## Instructions for the task
Repeat the data exactly as it stands.

## Task input
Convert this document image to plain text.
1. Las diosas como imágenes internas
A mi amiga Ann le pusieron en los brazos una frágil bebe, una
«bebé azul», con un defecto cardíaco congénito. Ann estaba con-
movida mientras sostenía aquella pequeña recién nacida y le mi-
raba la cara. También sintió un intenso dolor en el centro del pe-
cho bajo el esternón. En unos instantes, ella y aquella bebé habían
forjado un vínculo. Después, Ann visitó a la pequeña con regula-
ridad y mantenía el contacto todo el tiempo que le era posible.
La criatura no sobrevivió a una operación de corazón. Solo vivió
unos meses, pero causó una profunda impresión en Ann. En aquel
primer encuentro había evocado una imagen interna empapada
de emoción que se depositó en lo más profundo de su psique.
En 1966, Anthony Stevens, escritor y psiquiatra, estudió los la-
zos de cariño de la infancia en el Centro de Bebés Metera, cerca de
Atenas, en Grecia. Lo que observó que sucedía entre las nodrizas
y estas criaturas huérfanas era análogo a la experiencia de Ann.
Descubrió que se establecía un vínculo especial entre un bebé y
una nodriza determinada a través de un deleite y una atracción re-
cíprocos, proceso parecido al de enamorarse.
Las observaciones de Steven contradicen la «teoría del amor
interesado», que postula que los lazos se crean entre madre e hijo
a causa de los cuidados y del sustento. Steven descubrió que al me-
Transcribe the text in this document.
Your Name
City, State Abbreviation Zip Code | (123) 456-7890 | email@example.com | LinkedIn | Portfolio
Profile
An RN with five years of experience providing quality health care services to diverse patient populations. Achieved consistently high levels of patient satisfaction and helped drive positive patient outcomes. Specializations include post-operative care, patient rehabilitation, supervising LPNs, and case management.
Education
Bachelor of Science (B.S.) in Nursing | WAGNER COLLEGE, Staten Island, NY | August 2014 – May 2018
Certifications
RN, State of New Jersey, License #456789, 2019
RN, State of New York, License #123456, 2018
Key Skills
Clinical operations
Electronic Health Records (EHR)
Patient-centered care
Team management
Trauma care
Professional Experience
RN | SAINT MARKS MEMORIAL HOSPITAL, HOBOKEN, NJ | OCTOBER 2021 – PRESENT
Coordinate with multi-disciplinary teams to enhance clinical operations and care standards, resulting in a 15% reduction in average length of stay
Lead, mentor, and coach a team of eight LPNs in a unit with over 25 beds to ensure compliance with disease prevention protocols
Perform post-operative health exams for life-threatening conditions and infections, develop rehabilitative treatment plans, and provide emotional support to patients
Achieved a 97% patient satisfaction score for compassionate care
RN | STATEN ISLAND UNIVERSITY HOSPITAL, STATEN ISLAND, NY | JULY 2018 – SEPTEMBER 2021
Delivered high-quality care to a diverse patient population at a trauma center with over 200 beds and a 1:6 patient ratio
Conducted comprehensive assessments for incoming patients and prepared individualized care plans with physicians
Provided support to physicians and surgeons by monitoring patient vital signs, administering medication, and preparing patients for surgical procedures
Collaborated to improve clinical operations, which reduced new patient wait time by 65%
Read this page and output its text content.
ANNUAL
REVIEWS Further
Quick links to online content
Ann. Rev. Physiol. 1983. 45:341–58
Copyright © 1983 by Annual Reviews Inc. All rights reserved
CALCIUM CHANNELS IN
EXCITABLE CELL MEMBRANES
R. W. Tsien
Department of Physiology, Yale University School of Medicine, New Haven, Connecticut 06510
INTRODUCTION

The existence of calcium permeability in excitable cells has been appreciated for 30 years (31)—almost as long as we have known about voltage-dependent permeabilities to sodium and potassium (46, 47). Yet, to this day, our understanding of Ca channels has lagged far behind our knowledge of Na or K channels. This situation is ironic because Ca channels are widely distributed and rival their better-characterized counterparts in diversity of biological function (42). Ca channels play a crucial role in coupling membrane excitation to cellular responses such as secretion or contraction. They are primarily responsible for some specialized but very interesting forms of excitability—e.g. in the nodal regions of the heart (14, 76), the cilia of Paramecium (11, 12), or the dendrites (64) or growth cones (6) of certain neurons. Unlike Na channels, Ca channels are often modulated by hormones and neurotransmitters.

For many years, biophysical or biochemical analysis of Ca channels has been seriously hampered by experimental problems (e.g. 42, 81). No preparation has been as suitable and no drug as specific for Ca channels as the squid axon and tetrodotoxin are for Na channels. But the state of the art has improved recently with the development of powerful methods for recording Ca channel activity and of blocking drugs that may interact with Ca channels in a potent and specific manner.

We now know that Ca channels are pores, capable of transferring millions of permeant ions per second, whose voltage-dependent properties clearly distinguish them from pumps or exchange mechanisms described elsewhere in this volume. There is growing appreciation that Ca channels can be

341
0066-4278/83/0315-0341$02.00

## Response area
Convert this document image to plain text.
1. Las diosas como imágenes internas
A mi amiga Ann le pusieron en los brazos una frágil bebe, una
«bebé azul», con un defecto cardíaco congénito. Ann estaba con-
movida mientras sostenía aquella pequeña recién nacida y le mi-
raba la cara. También sintió un intenso dolor en el centro del pe-
cho bajo el esternón. En unos instantes, ella y aquella bebé habían
forjado un vínculo. Después, Ann visitó a la pequeña con regula-
ridad y mantenía el contacto todo el tiempo que le era posible.
La criatura no sobrevivió a una operación de corazón. Solo vivió
unos meses, pero causó una profunda impresión en Ann. En aquel
primer encuentro había evocado una imagen interna empapada
de emoción que se depositó en lo más profundo de su psique.
En 1966, Anthony Stevens, escritor y psiquiatra, estudió los la-
zos de cariño de la infancia en el Centro de Bebés Metera, cerca de
Atenas, en Grecia. Lo que observó que sucedía entre las nodrizas
y estas criaturas huérfanas era análogo a la experiencia de Ann.
Descubrió que se establecía un vínculo especial entre un bebé y
una nodriza determinada a través de un deleite y una atracción re-
cíprocos, proceso parecido al de enamorarse.
Las observaciones de Steven contradicen la «teoría del amor
interesado», que postula que los lazos se crean entre madre e hijo
a causa de los cuidados y del sustento. Steven descubrió que al me-
Transcribe the text in this document.
Your Name
City, State Abbreviation Zip Code | (123) 456-7890 | email@example.com | LinkedIn | Portfolio
Profile
An RN with five years of experience providing quality health care services to diverse patient populations. Achieved consistently high levels of patient satisfaction and helped drive positive patient outcomes. Specializations include post-operative care, patient rehabilitation, supervising LPNs, and case management.
Education
Bachelor of Science (B.S.) in Nursing | WAGNER COLLEGE, Staten Island, NY | August 2014 – May 2018
Certifications
RN, State of New Jersey, License #456789, 2019
RN, State of New York, License #123456, 2018
Key Skills
Clinical operations
Electronic Health Records (EHR)
Patient-centered care
Team management
Trauma care
Professional Experience
RN | SAINT MARKS MEMORIAL HOSPITAL, HOBOKEN, NJ | OCTOBER 2021 – PRESENT
Coordinate with multi-disciplinary teams to enhance clinical operations and care standards, resulting in a 15% reduction in average length of stay
Lead, mentor, and coach a team of eight LPNs in a unit with over 25 beds to ensure compliance with disease prevention protocols
Perform post-operative health exams for life-threatening conditions and infections, develop rehabilitative treatment plans, and provide emotional support to patients
Achieved a 97% patient satisfaction score for compassionate care
RN | STATEN ISLAND UNIVERSITY HOSPITAL, STATEN ISLAND, NY | JULY 2018 – SEPTEMBER 2021
Delivered high-quality care to a diverse patient population at a trauma center with over 200 beds and a 1:6 patient ratio
Conducted comprehensive assessments for incoming patients and prepared individualized care plans with physicians
Provided support to physicians and surgeons by monitoring patient vital signs, administering medication, and preparing patients for surgical procedures
Collaborated to improve clinical operations, which reduced new patient wait time by 65%
Read this page and output its text content.
ANNUAL
REVIEWS Further
Quick links to online content
Ann. Rev. Physiol. 1983. 45:341–58
Copyright © 1983 by Annual Reviews Inc. All rights reserved
CALCIUM CHANNELS IN
EXCITABLE CELL MEMBRANES
R. W. Tsien
Department of Physiology, Yale University School of Medicine, New Haven, Connecticut 06510
INTRODUCTION

The existence of calcium permeability in excitable cells has been appreciated for 30 years (31)—almost as long as we have known about voltage-dependent permeabilities to sodium and potassium (46, 47). Yet, to this day, our understanding of Ca channels has lagged far behind our knowledge of Na or K channels. This situation is ironic because Ca channels are widely distributed and rival their better-characterized counterparts in diversity of biological function (42). Ca channels play a crucial role in coupling membrane excitation to cellular responses such as secretion or contraction. They are primarily responsible for some specialized but very interesting forms of excitability—e.g. in the nodal regions of the heart (14, 76), the cilia of Paramecium (11, 12), or the dendrites (64) or growth cones (6) of certain neurons. Unlike Na channels, Ca channels are often modulated by hormones and neurotransmitters.

For many years, biophysical or biochemical analysis of Ca channels has been seriously hampered by experimental problems (e.g. 42, 81). No preparation has been as suitable and no drug as specific for Ca channels as the squid axon and tetrodotoxin are for Na channels. But the state of the art has improved recently with the development of powerful methods for recording Ca channel activity and of blocking drugs that may interact with Ca channels in a potent and specific manner.

We now know that Ca channels are pores, capable of transferring millions of permeant ions per second, whose voltage-dependent properties clearly distinguish them from pumps or exchange mechanisms described elsewhere in this volume. There is growing appreciation that Ca channels can be

341
0066-4278/83/0315-0341$02.00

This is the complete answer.